__Instruction__
Below is a block of records; repeat all of them exactly.

** START OF Dataset excerpts **

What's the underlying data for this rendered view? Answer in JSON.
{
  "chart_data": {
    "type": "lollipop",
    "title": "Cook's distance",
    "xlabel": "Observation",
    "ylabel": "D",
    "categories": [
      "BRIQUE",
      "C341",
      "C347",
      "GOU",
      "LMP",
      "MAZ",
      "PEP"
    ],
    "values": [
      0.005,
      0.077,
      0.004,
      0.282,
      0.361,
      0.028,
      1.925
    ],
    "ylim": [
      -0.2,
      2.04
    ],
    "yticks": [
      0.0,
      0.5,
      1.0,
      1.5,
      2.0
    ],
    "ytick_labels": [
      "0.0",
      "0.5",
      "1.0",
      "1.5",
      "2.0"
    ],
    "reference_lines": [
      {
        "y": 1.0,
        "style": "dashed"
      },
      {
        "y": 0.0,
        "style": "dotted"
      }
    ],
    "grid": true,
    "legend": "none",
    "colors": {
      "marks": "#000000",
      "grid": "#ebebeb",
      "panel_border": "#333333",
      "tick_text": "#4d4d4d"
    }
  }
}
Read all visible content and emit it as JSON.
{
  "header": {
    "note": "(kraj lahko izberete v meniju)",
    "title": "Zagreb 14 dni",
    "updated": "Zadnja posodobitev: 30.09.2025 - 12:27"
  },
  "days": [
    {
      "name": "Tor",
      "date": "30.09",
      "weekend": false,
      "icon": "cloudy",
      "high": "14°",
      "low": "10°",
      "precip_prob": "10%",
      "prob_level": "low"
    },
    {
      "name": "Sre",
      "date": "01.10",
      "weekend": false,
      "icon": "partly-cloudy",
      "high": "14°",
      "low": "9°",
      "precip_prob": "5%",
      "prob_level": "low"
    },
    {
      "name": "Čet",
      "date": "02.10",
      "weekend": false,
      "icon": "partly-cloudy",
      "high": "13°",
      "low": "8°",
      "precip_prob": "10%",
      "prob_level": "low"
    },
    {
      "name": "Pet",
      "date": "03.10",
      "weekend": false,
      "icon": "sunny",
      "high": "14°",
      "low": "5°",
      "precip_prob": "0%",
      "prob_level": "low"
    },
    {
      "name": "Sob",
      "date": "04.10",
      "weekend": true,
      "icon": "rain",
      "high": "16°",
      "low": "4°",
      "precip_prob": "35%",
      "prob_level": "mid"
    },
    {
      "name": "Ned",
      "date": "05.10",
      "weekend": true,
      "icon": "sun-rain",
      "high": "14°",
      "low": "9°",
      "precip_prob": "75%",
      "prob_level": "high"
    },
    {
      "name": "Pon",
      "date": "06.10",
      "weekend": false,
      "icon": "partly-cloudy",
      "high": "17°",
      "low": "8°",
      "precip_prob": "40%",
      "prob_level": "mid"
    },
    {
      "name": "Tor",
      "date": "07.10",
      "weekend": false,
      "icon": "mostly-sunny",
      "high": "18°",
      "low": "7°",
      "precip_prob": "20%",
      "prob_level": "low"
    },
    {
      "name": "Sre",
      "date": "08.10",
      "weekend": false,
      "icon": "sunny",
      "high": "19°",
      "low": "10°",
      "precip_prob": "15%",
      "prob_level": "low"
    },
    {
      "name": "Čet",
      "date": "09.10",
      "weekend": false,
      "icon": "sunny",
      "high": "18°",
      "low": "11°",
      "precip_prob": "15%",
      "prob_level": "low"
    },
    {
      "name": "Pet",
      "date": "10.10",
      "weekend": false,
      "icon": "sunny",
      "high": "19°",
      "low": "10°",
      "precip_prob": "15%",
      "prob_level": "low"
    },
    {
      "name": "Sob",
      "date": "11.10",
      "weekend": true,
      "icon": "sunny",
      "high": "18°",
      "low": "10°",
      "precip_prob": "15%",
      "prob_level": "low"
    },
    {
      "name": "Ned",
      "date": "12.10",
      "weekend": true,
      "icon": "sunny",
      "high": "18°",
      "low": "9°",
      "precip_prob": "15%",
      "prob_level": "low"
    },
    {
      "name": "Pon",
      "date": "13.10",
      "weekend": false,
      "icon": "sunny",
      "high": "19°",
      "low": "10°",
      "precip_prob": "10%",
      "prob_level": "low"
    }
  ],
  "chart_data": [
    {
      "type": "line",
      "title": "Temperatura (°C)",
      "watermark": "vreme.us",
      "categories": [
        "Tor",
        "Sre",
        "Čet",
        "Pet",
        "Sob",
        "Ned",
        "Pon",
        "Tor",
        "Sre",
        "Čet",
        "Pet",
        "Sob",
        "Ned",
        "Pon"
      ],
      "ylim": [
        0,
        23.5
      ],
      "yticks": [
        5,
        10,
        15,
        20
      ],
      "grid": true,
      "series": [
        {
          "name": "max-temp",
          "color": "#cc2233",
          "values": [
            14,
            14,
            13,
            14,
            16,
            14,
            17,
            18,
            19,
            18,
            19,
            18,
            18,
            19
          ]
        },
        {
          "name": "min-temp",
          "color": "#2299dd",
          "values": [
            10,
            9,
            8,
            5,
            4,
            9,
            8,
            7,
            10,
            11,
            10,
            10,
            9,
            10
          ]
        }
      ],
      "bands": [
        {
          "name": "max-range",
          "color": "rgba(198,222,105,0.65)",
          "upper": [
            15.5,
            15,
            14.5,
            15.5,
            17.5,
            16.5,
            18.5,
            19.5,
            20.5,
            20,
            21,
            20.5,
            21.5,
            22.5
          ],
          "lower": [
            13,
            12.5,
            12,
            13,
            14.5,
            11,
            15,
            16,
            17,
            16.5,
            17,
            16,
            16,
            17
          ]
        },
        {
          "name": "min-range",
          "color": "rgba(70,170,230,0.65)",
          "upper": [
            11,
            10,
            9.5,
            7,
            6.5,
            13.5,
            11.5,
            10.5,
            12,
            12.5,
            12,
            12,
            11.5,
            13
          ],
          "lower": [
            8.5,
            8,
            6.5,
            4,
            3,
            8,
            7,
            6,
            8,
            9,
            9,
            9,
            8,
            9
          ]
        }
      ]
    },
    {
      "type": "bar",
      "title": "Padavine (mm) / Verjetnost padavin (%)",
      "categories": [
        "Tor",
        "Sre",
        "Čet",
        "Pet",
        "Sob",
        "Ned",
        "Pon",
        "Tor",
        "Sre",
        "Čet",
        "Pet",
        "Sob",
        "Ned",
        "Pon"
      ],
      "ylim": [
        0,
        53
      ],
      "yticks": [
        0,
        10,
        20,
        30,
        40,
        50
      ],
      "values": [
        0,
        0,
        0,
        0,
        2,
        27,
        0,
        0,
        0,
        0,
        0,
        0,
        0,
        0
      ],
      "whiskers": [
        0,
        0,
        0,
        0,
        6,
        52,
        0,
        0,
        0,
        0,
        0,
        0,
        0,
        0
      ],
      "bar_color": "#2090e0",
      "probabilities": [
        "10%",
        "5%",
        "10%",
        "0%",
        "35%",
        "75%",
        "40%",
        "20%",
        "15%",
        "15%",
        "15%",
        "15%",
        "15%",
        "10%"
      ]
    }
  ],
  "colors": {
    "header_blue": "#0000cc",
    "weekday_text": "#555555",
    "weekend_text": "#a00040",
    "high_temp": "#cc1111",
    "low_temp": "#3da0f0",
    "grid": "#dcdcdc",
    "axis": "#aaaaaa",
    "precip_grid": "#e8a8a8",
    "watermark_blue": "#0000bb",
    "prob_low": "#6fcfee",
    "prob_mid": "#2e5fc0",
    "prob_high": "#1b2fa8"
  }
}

** END OF Dataset excerpts **

__Full response__
What's the underlying data for this rendered view? Answer in JSON.
{
  "chart_data": {
    "type": "lollipop",
    "title": "Cook's distance",
    "xlabel": "Observation",
    "ylabel": "D",
    "categories": [
      "BRIQUE",
      "C341",
      "C347",
      "GOU",
      "LMP",
      "MAZ",
      "PEP"
    ],
    "values": [
      0.005,
      0.077,
      0.004,
      0.282,
      0.361,
      0.028,
      1.925
    ],
    "ylim": [
      -0.2,
      2.04
    ],
    "yticks": [
      0.0,
      0.5,
      1.0,
      1.5,
      2.0
    ],
    "ytick_labels": [
      "0.0",
      "0.5",
      "1.0",
      "1.5",
      "2.0"
    ],
    "reference_lines": [
      {
        "y": 1.0,
        "style": "dashed"
      },
      {
        "y": 0.0,
        "style": "dotted"
      }
    ],
    "grid": true,
    "legend": "none",
    "colors": {
      "marks": "#000000",
      "grid": "#ebebeb",
      "panel_border": "#333333",
      "tick_text": "#4d4d4d"
    }
  }
}
Read all visible content and emit it as JSON.
{
  "header": {
    "note": "(kraj lahko izberete v meniju)",
    "title": "Zagreb 14 dni",
    "updated": "Zadnja posodobitev: 30.09.2025 - 12:27"
  },
  "days": [
    {
      "name": "Tor",
      "date": "30.09",
      "weekend": false,
      "icon": "cloudy",
      "high": "14°",
      "low": "10°",
      "precip_prob": "10%",
      "prob_level": "low"
    },
    {
      "name": "Sre",
      "date": "01.10",
      "weekend": false,
      "icon": "partly-cloudy",
      "high": "14°",
      "low": "9°",
      "precip_prob": "5%",
      "prob_level": "low"
    },
    {
      "name": "Čet",
      "date": "02.10",
      "weekend": false,
      "icon": "partly-cloudy",
      "high": "13°",
      "low": "8°",
      "precip_prob": "10%",
      "prob_level": "low"
    },
    {
      "name": "Pet",
      "date": "03.10",
      "weekend": false,
      "icon": "sunny",
      "high": "14°",
      "low": "5°",
      "precip_prob": "0%",
      "prob_level": "low"
    },
    {
      "name": "Sob",
      "date": "04.10",
      "weekend": true,
      "icon": "rain",
      "high": "16°",
      "low": "4°",
      "precip_prob": "35%",
      "prob_level": "mid"
    },
    {
      "name": "Ned",
      "date": "05.10",
      "weekend": true,
      "icon": "sun-rain",
      "high": "14°",
      "low": "9°",
      "precip_prob": "75%",
      "prob_level": "high"
    },
    {
      "name": "Pon",
      "date": "06.10",
      "weekend": false,
      "icon": "partly-cloudy",
      "high": "17°",
      "low": "8°",
      "precip_prob": "40%",
      "prob_level": "mid"
    },
    {
      "name": "Tor",
      "date": "07.10",
      "weekend": false,
      "icon": "mostly-sunny",
      "high": "18°",
      "low": "7°",
      "precip_prob": "20%",
      "prob_level": "low"
    },
    {
      "name": "Sre",
      "date": "08.10",
      "weekend": false,
      "icon": "sunny",
      "high": "19°",
      "low": "10°",
      "precip_prob": "15%",
      "prob_level": "low"
    },
    {
      "name": "Čet",
      "date": "09.10",
      "weekend": false,
      "icon": "sunny",
      "high": "18°",
      "low": "11°",
      "precip_prob": "15%",
      "prob_level": "low"
    },
    {
      "name": "Pet",
      "date": "10.10",
      "weekend": false,
      "icon": "sunny",
      "high": "19°",
      "low": "10°",
      "precip_prob": "15%",
      "prob_level": "low"
    },
    {
      "name": "Sob",
      "date": "11.10",
      "weekend": true,
      "icon": "sunny",
      "high": "18°",
      "low": "10°",
      "precip_prob": "15%",
      "prob_level": "low"
    },
    {
      "name": "Ned",
      "date": "12.10",
      "weekend": true,
      "icon": "sunny",
      "high": "18°",
      "low": "9°",
      "precip_prob": "15%",
      "prob_level": "low"
    },
    {
      "name": "Pon",
      "date": "13.10",
      "weekend": false,
      "icon": "sunny",
      "high": "19°",
      "low": "10°",
      "precip_prob": "10%",
      "prob_level": "low"
    }
  ],
  "chart_data": [
    {
      "type": "line",
      "title": "Temperatura (°C)",
      "watermark": "vreme.us",
      "categories": [
        "Tor",
        "Sre",
        "Čet",
        "Pet",
        "Sob",
        "Ned",
        "Pon",
        "Tor",
        "Sre",
        "Čet",
        "Pet",
        "Sob",
        "Ned",
        "Pon"
      ],
      "ylim": [
        0,
        23.5
      ],
      "yticks": [
        5,
        10,
        15,
        20
      ],
      "grid": true,
      "series": [
        {
          "name": "max-temp",
          "color": "#cc2233",
          "values": [
            14,
            14,
            13,
            14,
            16,
            14,
            17,
            18,
            19,
            18,
            19,
            18,
            18,
            19
          ]
        },
        {
          "name": "min-temp",
          "color": "#2299dd",
          "values": [
            10,
            9,
            8,
            5,
            4,
            9,
            8,
            7,
            10,
            11,
            10,
            10,
            9,
            10
          ]
        }
      ],
      "bands": [
        {
          "name": "max-range",
          "color": "rgba(198,222,105,0.65)",
          "upper": [
            15.5,
            15,
            14.5,
            15.5,
            17.5,
            16.5,
            18.5,
            19.5,
            20.5,
            20,
            21,
            20.5,
            21.5,
            22.5
          ],
          "lower": [
            13,
            12.5,
            12,
            13,
            14.5,
            11,
            15,
            16,
            17,
            16.5,
            17,
            16,
            16,
            17
          ]
        },
        {
          "name": "min-range",
          "color": "rgba(70,170,230,0.65)",
          "upper": [
            11,
            10,
            9.5,
            7,
            6.5,
            13.5,
            11.5,
            10.5,
            12,
            12.5,
            12,
            12,
            11.5,
            13
          ],
          "lower": [
            8.5,
            8,
            6.5,
            4,
            3,
            8,
            7,
            6,
            8,
            9,
            9,
            9,
            8,
            9
          ]
        }
      ]
    },
    {
      "type": "bar",
      "title": "Padavine (mm) / Verjetnost padavin (%)",
      "categories": [
        "Tor",
        "Sre",
        "Čet",
        "Pet",
        "Sob",
        "Ned",
        "Pon",
        "Tor",
        "Sre",
        "Čet",
        "Pet",
        "Sob",
        "Ned",
        "Pon"
      ],
      "ylim": [
        0,
        53
      ],
      "yticks": [
        0,
        10,
        20,
        30,
        40,
        50
      ],
      "values": [
        0,
        0,
        0,
        0,
        2,
        27,
        0,
        0,
        0,
        0,
        0,
        0,
        0,
        0
      ],
      "whiskers": [
        0,
        0,
        0,
        0,
        6,
        52,
        0,
        0,
        0,
        0,
        0,
        0,
        0,
        0
      ],
      "bar_color": "#2090e0",
      "probabilities": [
        "10%",
        "5%",
        "10%",
        "0%",
        "35%",
        "75%",
        "40%",
        "20%",
        "15%",
        "15%",
        "15%",
        "15%",
        "15%",
        "10%"
      ]
    }
  ],
  "colors": {
    "header_blue": "#0000cc",
    "weekday_text": "#555555",
    "weekend_text": "#a00040",
    "high_temp": "#cc1111",
    "low_temp": "#3da0f0",
    "grid": "#dcdcdc",
    "axis": "#aaaaaa",
    "precip_grid": "#e8a8a8",
    "watermark_blue": "#0000bb",
    "prob_low": "#6fcfee",
    "prob_mid": "#2e5fc0",
    "prob_high": "#1b2fa8"
  }
}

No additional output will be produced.